● TASK DIRECTIONS
Give the data below again, word for word.

--- Start RECORDS FOR THIS TASK ---

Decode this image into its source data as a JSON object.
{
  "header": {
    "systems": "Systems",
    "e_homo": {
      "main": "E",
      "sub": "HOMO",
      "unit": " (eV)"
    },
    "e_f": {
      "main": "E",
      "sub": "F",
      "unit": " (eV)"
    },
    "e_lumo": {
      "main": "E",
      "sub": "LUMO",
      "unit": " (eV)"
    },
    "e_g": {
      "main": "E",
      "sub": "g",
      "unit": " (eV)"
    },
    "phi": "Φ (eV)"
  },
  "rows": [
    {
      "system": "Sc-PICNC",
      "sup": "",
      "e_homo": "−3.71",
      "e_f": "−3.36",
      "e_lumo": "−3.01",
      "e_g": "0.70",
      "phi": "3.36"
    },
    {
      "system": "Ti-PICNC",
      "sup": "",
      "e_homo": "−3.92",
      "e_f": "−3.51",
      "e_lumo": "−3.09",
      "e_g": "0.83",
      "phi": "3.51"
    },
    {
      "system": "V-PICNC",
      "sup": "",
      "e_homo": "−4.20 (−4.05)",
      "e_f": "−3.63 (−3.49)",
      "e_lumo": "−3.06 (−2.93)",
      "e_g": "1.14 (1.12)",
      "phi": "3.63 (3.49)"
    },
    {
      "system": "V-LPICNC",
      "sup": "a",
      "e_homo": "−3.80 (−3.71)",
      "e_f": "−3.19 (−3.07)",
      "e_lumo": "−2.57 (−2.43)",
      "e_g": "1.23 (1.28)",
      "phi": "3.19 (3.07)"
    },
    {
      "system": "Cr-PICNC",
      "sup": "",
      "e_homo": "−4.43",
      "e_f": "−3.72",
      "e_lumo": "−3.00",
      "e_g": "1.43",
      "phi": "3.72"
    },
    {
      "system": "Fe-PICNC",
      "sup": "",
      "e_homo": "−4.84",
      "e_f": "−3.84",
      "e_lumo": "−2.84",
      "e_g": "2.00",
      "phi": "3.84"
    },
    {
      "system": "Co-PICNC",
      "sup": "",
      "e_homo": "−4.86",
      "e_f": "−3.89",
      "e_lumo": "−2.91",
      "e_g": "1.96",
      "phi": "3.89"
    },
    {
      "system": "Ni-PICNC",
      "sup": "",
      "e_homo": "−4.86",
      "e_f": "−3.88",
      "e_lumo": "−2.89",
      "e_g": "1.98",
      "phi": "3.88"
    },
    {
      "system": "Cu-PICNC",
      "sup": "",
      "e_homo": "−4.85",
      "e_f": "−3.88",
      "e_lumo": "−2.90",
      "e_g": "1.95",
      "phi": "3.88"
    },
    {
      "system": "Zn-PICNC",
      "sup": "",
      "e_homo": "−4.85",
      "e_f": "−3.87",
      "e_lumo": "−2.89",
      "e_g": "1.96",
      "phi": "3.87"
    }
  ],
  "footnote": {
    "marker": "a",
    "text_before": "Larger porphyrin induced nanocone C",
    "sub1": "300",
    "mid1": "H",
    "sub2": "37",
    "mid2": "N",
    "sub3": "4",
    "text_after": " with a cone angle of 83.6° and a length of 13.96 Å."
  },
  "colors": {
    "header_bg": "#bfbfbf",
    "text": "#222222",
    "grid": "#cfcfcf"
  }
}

--- End RECORDS FOR THIS TASK ---

● SOLVED PROBLEM
Decode this image into its source data as a JSON object.
{
  "header": {
    "systems": "Systems",
    "e_homo": {
      "main": "E",
      "sub": "HOMO",
      "unit": " (eV)"
    },
    "e_f": {
      "main": "E",
      "sub": "F",
      "unit": " (eV)"
    },
    "e_lumo": {
      "main": "E",
      "sub": "LUMO",
      "unit": " (eV)"
    },
    "e_g": {
      "main": "E",
      "sub": "g",
      "unit": " (eV)"
    },
    "phi": "Φ (eV)"
  },
  "rows": [
    {
      "system": "Sc-PICNC",
      "sup": "",
      "e_homo": "−3.71",
      "e_f": "−3.36",
      "e_lumo": "−3.01",
      "e_g": "0.70",
      "phi": "3.36"
    },
    {
      "system": "Ti-PICNC",
      "sup": "",
      "e_homo": "−3.92",
      "e_f": "−3.51",
      "e_lumo": "−3.09",
      "e_g": "0.83",
      "phi": "3.51"
    },
    {
      "system": "V-PICNC",
      "sup": "",
      "e_homo": "−4.20 (−4.05)",
      "e_f": "−3.63 (−3.49)",
      "e_lumo": "−3.06 (−2.93)",
      "e_g": "1.14 (1.12)",
      "phi": "3.63 (3.49)"
    },
    {
      "system": "V-LPICNC",
      "sup": "a",
      "e_homo": "−3.80 (−3.71)",
      "e_f": "−3.19 (−3.07)",
      "e_lumo": "−2.57 (−2.43)",
      "e_g": "1.23 (1.28)",
      "phi": "3.19 (3.07)"
    },
    {
      "system": "Cr-PICNC",
      "sup": "",
      "e_homo": "−4.43",
      "e_f": "−3.72",
      "e_lumo": "−3.00",
      "e_g": "1.43",
      "phi": "3.72"
    },
    {
      "system": "Fe-PICNC",
      "sup": "",
      "e_homo": "−4.84",
      "e_f": "−3.84",
      "e_lumo": "−2.84",
      "e_g": "2.00",
      "phi": "3.84"
    },
    {
      "system": "Co-PICNC",
      "sup": "",
      "e_homo": "−4.86",
      "e_f": "−3.89",
      "e_lumo": "−2.91",
      "e_g": "1.96",
      "phi": "3.89"
    },
    {
      "system": "Ni-PICNC",
      "sup": "",
      "e_homo": "−4.86",
      "e_f": "−3.88",
      "e_lumo": "−2.89",
      "e_g": "1.98",
      "phi": "3.88"
    },
    {
      "system": "Cu-PICNC",
      "sup": "",
      "e_homo": "−4.85",
      "e_f": "−3.88",
      "e_lumo": "−2.90",
      "e_g": "1.95",
      "phi": "3.88"
    },
    {
      "system": "Zn-PICNC",
      "sup": "",
      "e_homo": "−4.85",
      "e_f": "−3.87",
      "e_lumo": "−2.89",
      "e_g": "1.96",
      "phi": "3.87"
    }
  ],
  "footnote": {
    "marker": "a",
    "text_before": "Larger porphyrin induced nanocone C",
    "sub1": "300",
    "mid1": "H",
    "sub2": "37",
    "mid2": "N",
    "sub3": "4",
    "text_after": " with a cone angle of 83.6° and a length of 13.96 Å."
  },
  "colors": {
    "header_bg": "#bfbfbf",
    "text": "#222222",
    "grid": "#cfcfcf"
  }
}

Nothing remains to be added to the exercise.